Look for the word "汽车牵引力做功为" in the entries below, then copy every line that has it.

■ ■ ■ ■ ■

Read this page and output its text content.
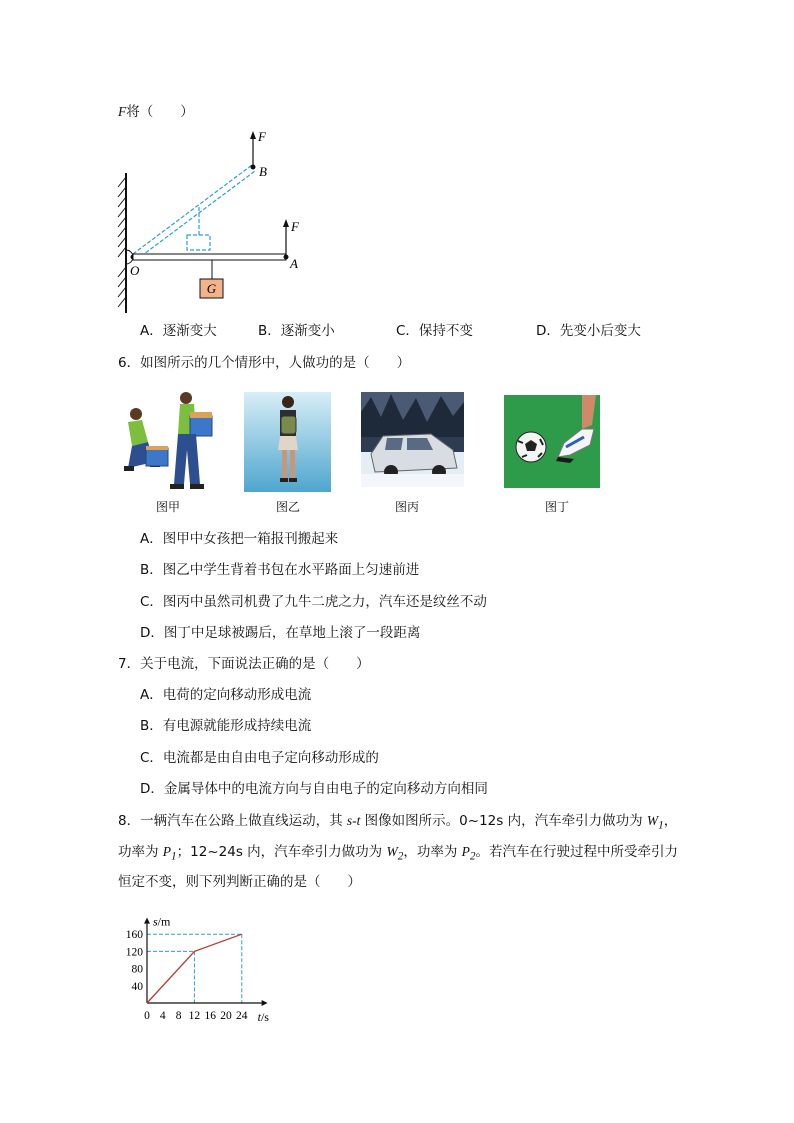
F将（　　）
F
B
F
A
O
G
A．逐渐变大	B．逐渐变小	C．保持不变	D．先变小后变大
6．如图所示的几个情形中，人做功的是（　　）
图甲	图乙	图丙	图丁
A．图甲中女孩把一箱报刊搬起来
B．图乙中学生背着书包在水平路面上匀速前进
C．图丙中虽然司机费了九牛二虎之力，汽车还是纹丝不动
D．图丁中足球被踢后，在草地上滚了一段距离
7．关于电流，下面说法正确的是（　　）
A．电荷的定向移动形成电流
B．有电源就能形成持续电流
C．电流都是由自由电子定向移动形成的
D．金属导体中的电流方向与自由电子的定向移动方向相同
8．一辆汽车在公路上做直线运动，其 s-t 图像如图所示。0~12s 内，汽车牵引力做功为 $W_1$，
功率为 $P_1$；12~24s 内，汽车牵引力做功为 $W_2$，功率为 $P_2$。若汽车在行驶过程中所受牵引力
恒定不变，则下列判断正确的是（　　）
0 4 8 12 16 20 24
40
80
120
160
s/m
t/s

■ ■ ■ ■ ■

- RESPONSE TO THE EXERCISE:
8．一辆汽车在公路上做直线运动，其 s-t 图像如图所示。0~12s 内，汽车牵引力做功为 $W_1$，
功率为 $P_1$；12~24s 内，汽车牵引力做功为 $W_2$，功率为 $P_2$。若汽车在行驶过程中所受牵引力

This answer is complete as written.